## THE REQUEST
Images appear in the records below; leave them out and repeat everything else exactly.

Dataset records
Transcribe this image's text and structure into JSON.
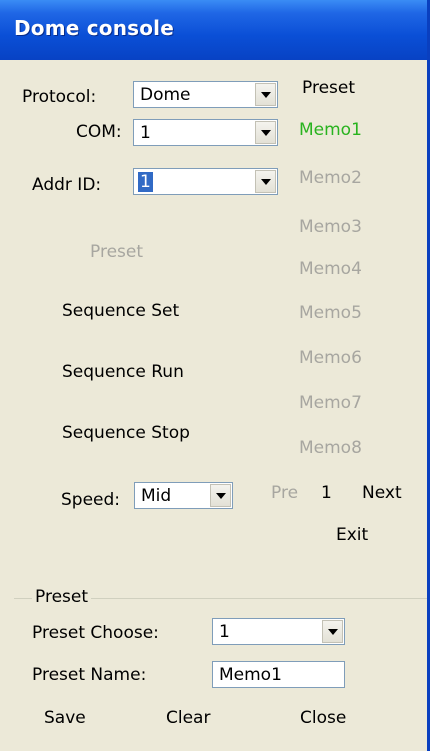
{
  "window": {
    "title": "Dome console"
  },
  "protocol": {
    "label": "Protocol:",
    "value": "Dome"
  },
  "com": {
    "label": "COM:",
    "value": "1"
  },
  "addr": {
    "label": "Addr ID:",
    "value": "1"
  },
  "preset_header": "Preset",
  "memos": [
    "Memo1",
    "Memo2",
    "Memo3",
    "Memo4",
    "Memo5",
    "Memo6",
    "Memo7",
    "Memo8"
  ],
  "preset_button": "Preset",
  "sequence": {
    "set": "Sequence Set",
    "run": "Sequence Run",
    "stop": "Sequence Stop"
  },
  "speed": {
    "label": "Speed:",
    "value": "Mid"
  },
  "pager": {
    "pre": "Pre",
    "page": "1",
    "next": "Next"
  },
  "exit": "Exit",
  "preset_group": {
    "title": "Preset",
    "choose_label": "Preset Choose:",
    "choose_value": "1",
    "name_label": "Preset Name:",
    "name_value": "Memo1",
    "save": "Save",
    "clear": "Clear",
    "close": "Close"
  },
  "colors": {
    "title_bar": "#0a4fd6",
    "window_bg": "#ece9d8",
    "active_memo": "#29b31f",
    "disabled_text": "#a7a6a0"
  }
}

## RESPONSE
Transcribe this image's text and structure into JSON.
{
  "window": {
    "title": "Dome console"
  },
  "protocol": {
    "label": "Protocol:",
    "value": "Dome"
  },
  "com": {
    "label": "COM:",
    "value": "1"
  },
  "addr": {
    "label": "Addr ID:",
    "value": "1"
  },
  "preset_header": "Preset",
  "memos": [
    "Memo1",
    "Memo2",
    "Memo3",
    "Memo4",
    "Memo5",
    "Memo6",
    "Memo7",
    "Memo8"
  ],
  "preset_button": "Preset",
  "sequence": {
    "set": "Sequence Set",
    "run": "Sequence Run",
    "stop": "Sequence Stop"
  },
  "speed": {
    "label": "Speed:",
    "value": "Mid"
  },
  "pager": {
    "pre": "Pre",
    "page": "1",
    "next": "Next"
  },
  "exit": "Exit",
  "preset_group": {
    "title": "Preset",
    "choose_label": "Preset Choose:",
    "choose_value": "1",
    "name_label": "Preset Name:",
    "name_value": "Memo1",
    "save": "Save",
    "clear": "Clear",
    "close": "Close"
  },
  "colors": {
    "title_bar": "#0a4fd6",
    "window_bg": "#ece9d8",
    "active_memo": "#29b31f",
    "disabled_text": "#a7a6a0"
  }
}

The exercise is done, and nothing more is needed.